(Figure record extracts)
....
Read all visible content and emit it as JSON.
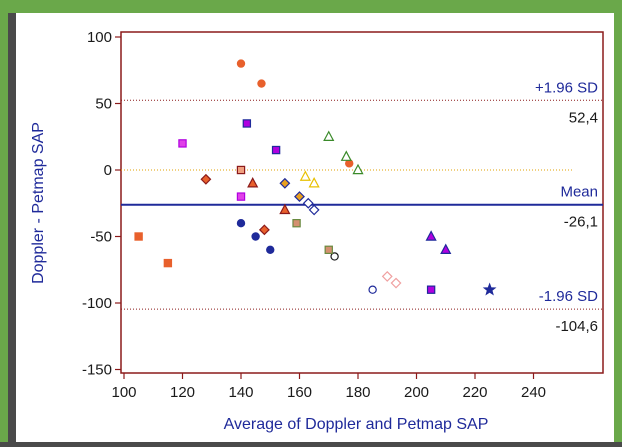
{
  "chart_data": {
    "type": "scatter",
    "title": "",
    "xlabel": "Average of Doppler and Petmap SAP",
    "ylabel": "Doppler - Petmap SAP",
    "xlim": [
      100,
      240
    ],
    "ylim": [
      -150,
      100
    ],
    "x_ticks": [
      "100",
      "120",
      "140",
      "160",
      "180",
      "200",
      "220",
      "240"
    ],
    "y_ticks": [
      "100",
      "50",
      "0",
      "-50",
      "-100",
      "-150"
    ],
    "grid": false,
    "reference_lines": {
      "mean": {
        "label": "Mean",
        "value_label": "-26,1",
        "value": -26.1,
        "color": "#1f2a9a"
      },
      "upper": {
        "label": "+1.96 SD",
        "value_label": "52,4",
        "value": 52.4,
        "color": "#8b1a1a"
      },
      "lower": {
        "label": "-1.96 SD",
        "value_label": "-104,6",
        "value": -104.6,
        "color": "#8b1a1a"
      },
      "zero": {
        "value": 0,
        "color": "#e0a000"
      }
    },
    "points": [
      {
        "x": 140,
        "y": 80,
        "shape": "circle",
        "fill": "#e8602c",
        "stroke": "#e8602c"
      },
      {
        "x": 147,
        "y": 65,
        "shape": "circle",
        "fill": "#e8602c",
        "stroke": "#e8602c"
      },
      {
        "x": 177,
        "y": 5,
        "shape": "circle",
        "fill": "#e8602c",
        "stroke": "#e8602c"
      },
      {
        "x": 140,
        "y": -40,
        "shape": "circle",
        "fill": "#1f2a9a",
        "stroke": "#1f2a9a"
      },
      {
        "x": 145,
        "y": -50,
        "shape": "circle",
        "fill": "#1f2a9a",
        "stroke": "#1f2a9a"
      },
      {
        "x": 150,
        "y": -60,
        "shape": "circle",
        "fill": "#1f2a9a",
        "stroke": "#1f2a9a"
      },
      {
        "x": 172,
        "y": -65,
        "shape": "circle",
        "fill": "#ffffff",
        "stroke": "#1a1a1a"
      },
      {
        "x": 185,
        "y": -90,
        "shape": "circle",
        "fill": "#ffffff",
        "stroke": "#1f2a9a"
      },
      {
        "x": 142,
        "y": 35,
        "shape": "square",
        "fill": "#b000e0",
        "stroke": "#1f2a9a"
      },
      {
        "x": 120,
        "y": 20,
        "shape": "square",
        "fill": "#e040e8",
        "stroke": "#b000e0"
      },
      {
        "x": 152,
        "y": 15,
        "shape": "square",
        "fill": "#b000e0",
        "stroke": "#1f2a9a"
      },
      {
        "x": 140,
        "y": 0,
        "shape": "square",
        "fill": "#f0a080",
        "stroke": "#8b1a1a"
      },
      {
        "x": 140,
        "y": -20,
        "shape": "square",
        "fill": "#e040e8",
        "stroke": "#b000e0"
      },
      {
        "x": 159,
        "y": -40,
        "shape": "square",
        "fill": "#d49070",
        "stroke": "#6a8a40"
      },
      {
        "x": 170,
        "y": -60,
        "shape": "square",
        "fill": "#d49070",
        "stroke": "#6a8a40"
      },
      {
        "x": 105,
        "y": -50,
        "shape": "square",
        "fill": "#e8602c",
        "stroke": "#e8602c"
      },
      {
        "x": 115,
        "y": -70,
        "shape": "square",
        "fill": "#e8602c",
        "stroke": "#e8602c"
      },
      {
        "x": 205,
        "y": -90,
        "shape": "square",
        "fill": "#b000e0",
        "stroke": "#1f2a9a"
      },
      {
        "x": 128,
        "y": -7,
        "shape": "diamond",
        "fill": "#e8602c",
        "stroke": "#8b1a1a"
      },
      {
        "x": 155,
        "y": -10,
        "shape": "diamond",
        "fill": "#e8a020",
        "stroke": "#1f2a9a"
      },
      {
        "x": 160,
        "y": -20,
        "shape": "diamond",
        "fill": "#e8a020",
        "stroke": "#1f2a9a"
      },
      {
        "x": 163,
        "y": -25,
        "shape": "diamond",
        "fill": "#ffffff",
        "stroke": "#1f2a9a"
      },
      {
        "x": 165,
        "y": -30,
        "shape": "diamond",
        "fill": "#ffffff",
        "stroke": "#1f2a9a"
      },
      {
        "x": 148,
        "y": -45,
        "shape": "diamond",
        "fill": "#e8602c",
        "stroke": "#8b1a1a"
      },
      {
        "x": 190,
        "y": -80,
        "shape": "diamond",
        "fill": "#ffffff",
        "stroke": "#f0a0a0"
      },
      {
        "x": 193,
        "y": -85,
        "shape": "diamond",
        "fill": "#ffffff",
        "stroke": "#f0a0a0"
      },
      {
        "x": 170,
        "y": 25,
        "shape": "triangle",
        "fill": "#ffffff",
        "stroke": "#3a8a2a"
      },
      {
        "x": 176,
        "y": 10,
        "shape": "triangle",
        "fill": "#ffffff",
        "stroke": "#3a8a2a"
      },
      {
        "x": 180,
        "y": 0,
        "shape": "triangle",
        "fill": "#ffffff",
        "stroke": "#3a8a2a"
      },
      {
        "x": 162,
        "y": -5,
        "shape": "triangle",
        "fill": "#ffffff",
        "stroke": "#e8c000"
      },
      {
        "x": 165,
        "y": -10,
        "shape": "triangle",
        "fill": "#ffffff",
        "stroke": "#e8c000"
      },
      {
        "x": 144,
        "y": -10,
        "shape": "triangle",
        "fill": "#e8602c",
        "stroke": "#8b1a1a"
      },
      {
        "x": 155,
        "y": -30,
        "shape": "triangle",
        "fill": "#e8602c",
        "stroke": "#8b1a1a"
      },
      {
        "x": 205,
        "y": -50,
        "shape": "triangle",
        "fill": "#b000e0",
        "stroke": "#1f2a9a"
      },
      {
        "x": 210,
        "y": -60,
        "shape": "triangle",
        "fill": "#b000e0",
        "stroke": "#1f2a9a"
      },
      {
        "x": 225,
        "y": -90,
        "shape": "star",
        "fill": "#1f2a9a",
        "stroke": "#1f2a9a"
      }
    ]
  }
}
....
Given request: The records above are to be restated exactly, without their pictures.

Reply:
Read all visible content and emit it as JSON.
{
  "chart_data": {
    "type": "scatter",
    "title": "",
    "xlabel": "Average of Doppler and Petmap SAP",
    "ylabel": "Doppler - Petmap SAP",
    "xlim": [
      100,
      240
    ],
    "ylim": [
      -150,
      100
    ],
    "x_ticks": [
      "100",
      "120",
      "140",
      "160",
      "180",
      "200",
      "220",
      "240"
    ],
    "y_ticks": [
      "100",
      "50",
      "0",
      "-50",
      "-100",
      "-150"
    ],
    "grid": false,
    "reference_lines": {
      "mean": {
        "label": "Mean",
        "value_label": "-26,1",
        "value": -26.1,
        "color": "#1f2a9a"
      },
      "upper": {
        "label": "+1.96 SD",
        "value_label": "52,4",
        "value": 52.4,
        "color": "#8b1a1a"
      },
      "lower": {
        "label": "-1.96 SD",
        "value_label": "-104,6",
        "value": -104.6,
        "color": "#8b1a1a"
      },
      "zero": {
        "value": 0,
        "color": "#e0a000"
      }
    },
    "points": [
      {
        "x": 140,
        "y": 80,
        "shape": "circle",
        "fill": "#e8602c",
        "stroke": "#e8602c"
      },
      {
        "x": 147,
        "y": 65,
        "shape": "circle",
        "fill": "#e8602c",
        "stroke": "#e8602c"
      },
      {
        "x": 177,
        "y": 5,
        "shape": "circle",
        "fill": "#e8602c",
        "stroke": "#e8602c"
      },
      {
        "x": 140,
        "y": -40,
        "shape": "circle",
        "fill": "#1f2a9a",
        "stroke": "#1f2a9a"
      },
      {
        "x": 145,
        "y": -50,
        "shape": "circle",
        "fill": "#1f2a9a",
        "stroke": "#1f2a9a"
      },
      {
        "x": 150,
        "y": -60,
        "shape": "circle",
        "fill": "#1f2a9a",
        "stroke": "#1f2a9a"
      },
      {
        "x": 172,
        "y": -65,
        "shape": "circle",
        "fill": "#ffffff",
        "stroke": "#1a1a1a"
      },
      {
        "x": 185,
        "y": -90,
        "shape": "circle",
        "fill": "#ffffff",
        "stroke": "#1f2a9a"
      },
      {
        "x": 142,
        "y": 35,
        "shape": "square",
        "fill": "#b000e0",
        "stroke": "#1f2a9a"
      },
      {
        "x": 120,
        "y": 20,
        "shape": "square",
        "fill": "#e040e8",
        "stroke": "#b000e0"
      },
      {
        "x": 152,
        "y": 15,
        "shape": "square",
        "fill": "#b000e0",
        "stroke": "#1f2a9a"
      },
      {
        "x": 140,
        "y": 0,
        "shape": "square",
        "fill": "#f0a080",
        "stroke": "#8b1a1a"
      },
      {
        "x": 140,
        "y": -20,
        "shape": "square",
        "fill": "#e040e8",
        "stroke": "#b000e0"
      },
      {
        "x": 159,
        "y": -40,
        "shape": "square",
        "fill": "#d49070",
        "stroke": "#6a8a40"
      },
      {
        "x": 170,
        "y": -60,
        "shape": "square",
        "fill": "#d49070",
        "stroke": "#6a8a40"
      },
      {
        "x": 105,
        "y": -50,
        "shape": "square",
        "fill": "#e8602c",
        "stroke": "#e8602c"
      },
      {
        "x": 115,
        "y": -70,
        "shape": "square",
        "fill": "#e8602c",
        "stroke": "#e8602c"
      },
      {
        "x": 205,
        "y": -90,
        "shape": "square",
        "fill": "#b000e0",
        "stroke": "#1f2a9a"
      },
      {
        "x": 128,
        "y": -7,
        "shape": "diamond",
        "fill": "#e8602c",
        "stroke": "#8b1a1a"
      },
      {
        "x": 155,
        "y": -10,
        "shape": "diamond",
        "fill": "#e8a020",
        "stroke": "#1f2a9a"
      },
      {
        "x": 160,
        "y": -20,
        "shape": "diamond",
        "fill": "#e8a020",
        "stroke": "#1f2a9a"
      },
      {
        "x": 163,
        "y": -25,
        "shape": "diamond",
        "fill": "#ffffff",
        "stroke": "#1f2a9a"
      },
      {
        "x": 165,
        "y": -30,
        "shape": "diamond",
        "fill": "#ffffff",
        "stroke": "#1f2a9a"
      },
      {
        "x": 148,
        "y": -45,
        "shape": "diamond",
        "fill": "#e8602c",
        "stroke": "#8b1a1a"
      },
      {
        "x": 190,
        "y": -80,
        "shape": "diamond",
        "fill": "#ffffff",
        "stroke": "#f0a0a0"
      },
      {
        "x": 193,
        "y": -85,
        "shape": "diamond",
        "fill": "#ffffff",
        "stroke": "#f0a0a0"
      },
      {
        "x": 170,
        "y": 25,
        "shape": "triangle",
        "fill": "#ffffff",
        "stroke": "#3a8a2a"
      },
      {
        "x": 176,
        "y": 10,
        "shape": "triangle",
        "fill": "#ffffff",
        "stroke": "#3a8a2a"
      },
      {
        "x": 180,
        "y": 0,
        "shape": "triangle",
        "fill": "#ffffff",
        "stroke": "#3a8a2a"
      },
      {
        "x": 162,
        "y": -5,
        "shape": "triangle",
        "fill": "#ffffff",
        "stroke": "#e8c000"
      },
      {
        "x": 165,
        "y": -10,
        "shape": "triangle",
        "fill": "#ffffff",
        "stroke": "#e8c000"
      },
      {
        "x": 144,
        "y": -10,
        "shape": "triangle",
        "fill": "#e8602c",
        "stroke": "#8b1a1a"
      },
      {
        "x": 155,
        "y": -30,
        "shape": "triangle",
        "fill": "#e8602c",
        "stroke": "#8b1a1a"
      },
      {
        "x": 205,
        "y": -50,
        "shape": "triangle",
        "fill": "#b000e0",
        "stroke": "#1f2a9a"
      },
      {
        "x": 210,
        "y": -60,
        "shape": "triangle",
        "fill": "#b000e0",
        "stroke": "#1f2a9a"
      },
      {
        "x": 225,
        "y": -90,
        "shape": "star",
        "fill": "#1f2a9a",
        "stroke": "#1f2a9a"
      }
    ]
  }
}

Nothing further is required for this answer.